### RECORDS
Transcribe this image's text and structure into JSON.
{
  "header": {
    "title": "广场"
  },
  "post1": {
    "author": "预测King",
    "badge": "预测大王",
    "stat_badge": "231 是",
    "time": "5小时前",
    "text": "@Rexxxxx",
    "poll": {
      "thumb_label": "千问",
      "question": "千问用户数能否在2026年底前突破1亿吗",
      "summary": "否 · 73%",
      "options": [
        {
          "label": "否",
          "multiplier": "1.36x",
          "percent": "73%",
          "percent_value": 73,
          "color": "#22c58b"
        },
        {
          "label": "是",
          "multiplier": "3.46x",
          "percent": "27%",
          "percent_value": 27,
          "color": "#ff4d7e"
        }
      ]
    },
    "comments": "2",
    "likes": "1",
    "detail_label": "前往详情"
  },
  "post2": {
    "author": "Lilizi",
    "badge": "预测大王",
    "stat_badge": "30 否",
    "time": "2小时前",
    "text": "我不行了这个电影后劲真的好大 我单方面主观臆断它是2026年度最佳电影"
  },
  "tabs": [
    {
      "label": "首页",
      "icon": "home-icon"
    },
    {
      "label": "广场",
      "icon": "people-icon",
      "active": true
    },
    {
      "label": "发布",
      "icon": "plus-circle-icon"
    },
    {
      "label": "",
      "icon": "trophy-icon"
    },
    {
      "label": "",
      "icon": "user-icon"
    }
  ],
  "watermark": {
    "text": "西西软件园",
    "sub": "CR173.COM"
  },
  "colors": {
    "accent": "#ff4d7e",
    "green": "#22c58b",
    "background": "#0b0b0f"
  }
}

* * *

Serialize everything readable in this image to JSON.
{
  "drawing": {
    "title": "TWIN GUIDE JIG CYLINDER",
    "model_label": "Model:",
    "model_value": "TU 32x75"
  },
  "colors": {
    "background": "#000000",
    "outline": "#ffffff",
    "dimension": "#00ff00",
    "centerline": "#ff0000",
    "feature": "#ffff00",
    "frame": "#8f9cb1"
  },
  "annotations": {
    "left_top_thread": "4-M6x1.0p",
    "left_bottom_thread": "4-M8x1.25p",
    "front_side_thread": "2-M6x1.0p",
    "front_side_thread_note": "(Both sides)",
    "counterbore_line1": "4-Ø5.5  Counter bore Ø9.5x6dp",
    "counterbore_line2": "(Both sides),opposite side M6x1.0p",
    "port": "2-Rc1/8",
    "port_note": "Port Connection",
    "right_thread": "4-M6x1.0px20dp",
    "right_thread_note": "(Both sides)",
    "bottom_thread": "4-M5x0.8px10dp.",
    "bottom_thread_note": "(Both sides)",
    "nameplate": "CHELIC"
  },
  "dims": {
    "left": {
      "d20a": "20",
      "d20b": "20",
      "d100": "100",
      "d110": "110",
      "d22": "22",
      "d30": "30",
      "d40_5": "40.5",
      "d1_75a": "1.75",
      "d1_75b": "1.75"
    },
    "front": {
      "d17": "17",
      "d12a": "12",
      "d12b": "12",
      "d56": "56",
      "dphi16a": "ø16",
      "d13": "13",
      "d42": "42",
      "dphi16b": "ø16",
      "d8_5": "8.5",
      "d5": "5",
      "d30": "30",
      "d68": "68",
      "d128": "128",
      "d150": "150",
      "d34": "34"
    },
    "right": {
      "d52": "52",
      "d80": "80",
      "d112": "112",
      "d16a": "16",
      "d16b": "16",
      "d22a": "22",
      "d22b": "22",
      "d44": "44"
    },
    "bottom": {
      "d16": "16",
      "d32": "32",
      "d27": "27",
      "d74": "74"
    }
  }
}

### WHAT TO DO
Copy out the lines that hold "sides".

### EXERCISE OUTPUT
    "front_side_thread_note": "(Both sides)",
    "counterbore_line2": "(Both sides),opposite side M6x1.0p",
    "right_thread_note": "(Both sides)",
    "bottom_thread_note": "(Both sides)",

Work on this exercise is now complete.